--- START OF RECORDS TO USE ---

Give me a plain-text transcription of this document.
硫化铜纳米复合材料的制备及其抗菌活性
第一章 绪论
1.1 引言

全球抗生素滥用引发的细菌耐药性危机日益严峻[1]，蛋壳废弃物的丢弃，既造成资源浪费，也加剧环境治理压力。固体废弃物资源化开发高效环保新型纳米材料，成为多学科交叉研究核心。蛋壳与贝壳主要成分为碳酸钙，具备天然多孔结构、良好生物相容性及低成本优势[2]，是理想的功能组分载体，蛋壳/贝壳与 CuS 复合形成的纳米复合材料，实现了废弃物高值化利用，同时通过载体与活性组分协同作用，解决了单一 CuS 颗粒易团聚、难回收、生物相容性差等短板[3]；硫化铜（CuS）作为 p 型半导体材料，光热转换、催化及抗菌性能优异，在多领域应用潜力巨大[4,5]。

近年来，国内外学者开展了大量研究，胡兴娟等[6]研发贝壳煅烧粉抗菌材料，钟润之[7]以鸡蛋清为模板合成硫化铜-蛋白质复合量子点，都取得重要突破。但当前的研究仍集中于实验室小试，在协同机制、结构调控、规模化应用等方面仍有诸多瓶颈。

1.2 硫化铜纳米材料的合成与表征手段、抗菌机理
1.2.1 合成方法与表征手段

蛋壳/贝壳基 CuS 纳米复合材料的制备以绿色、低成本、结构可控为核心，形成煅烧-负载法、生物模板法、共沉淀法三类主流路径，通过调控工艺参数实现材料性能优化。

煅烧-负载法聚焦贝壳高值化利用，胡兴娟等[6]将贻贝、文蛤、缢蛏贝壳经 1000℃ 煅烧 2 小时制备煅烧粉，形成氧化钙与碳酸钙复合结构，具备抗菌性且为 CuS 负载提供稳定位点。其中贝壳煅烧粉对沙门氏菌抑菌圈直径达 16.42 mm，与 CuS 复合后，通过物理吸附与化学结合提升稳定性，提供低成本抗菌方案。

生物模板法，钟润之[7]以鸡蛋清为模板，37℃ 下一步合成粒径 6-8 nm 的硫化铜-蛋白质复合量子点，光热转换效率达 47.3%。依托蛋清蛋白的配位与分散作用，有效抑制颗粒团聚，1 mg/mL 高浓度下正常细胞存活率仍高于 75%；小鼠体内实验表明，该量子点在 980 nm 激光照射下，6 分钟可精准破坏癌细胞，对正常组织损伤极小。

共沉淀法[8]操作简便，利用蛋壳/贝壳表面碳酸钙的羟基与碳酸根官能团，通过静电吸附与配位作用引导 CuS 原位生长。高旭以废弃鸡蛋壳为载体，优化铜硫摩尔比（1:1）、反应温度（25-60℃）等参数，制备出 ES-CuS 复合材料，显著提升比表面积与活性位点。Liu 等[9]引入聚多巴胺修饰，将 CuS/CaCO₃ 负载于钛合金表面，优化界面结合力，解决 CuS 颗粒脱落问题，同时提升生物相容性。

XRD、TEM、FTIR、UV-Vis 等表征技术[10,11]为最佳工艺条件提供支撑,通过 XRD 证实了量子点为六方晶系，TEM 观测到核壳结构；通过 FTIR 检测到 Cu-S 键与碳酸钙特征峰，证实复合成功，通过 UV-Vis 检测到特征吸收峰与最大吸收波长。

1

--- END OF RECORDS TO USE ---

EXERCISE BRIEF -> Pick out the lines containing the string "胡兴娟等" and show them.

WRITTEN REPLY ->
近年来，国内外学者开展了大量研究，胡兴娟等[6]研发贝壳煅烧粉抗菌材料，钟润之[7]以鸡蛋清为模板合成硫化铜-蛋白质复合量子点，都取得重要突破。但当前的研究仍集中于实验室小试，在协同机制、结构调控、规模化应用等方面仍有诸多瓶颈。
煅烧-负载法聚焦贝壳高值化利用，胡兴娟等[6]将贻贝、文蛤、缢蛏贝壳经 1000℃ 煅烧 2 小时制备煅烧粉，形成氧化钙与碳酸钙复合结构，具备抗菌性且为 CuS 负载提供稳定位点。其中贝壳煅烧粉对沙门氏菌抑菌圈直径达 16.42 mm，与 CuS 复合后，通过物理吸附与化学结合提升稳定性，提供低成本抗菌方案。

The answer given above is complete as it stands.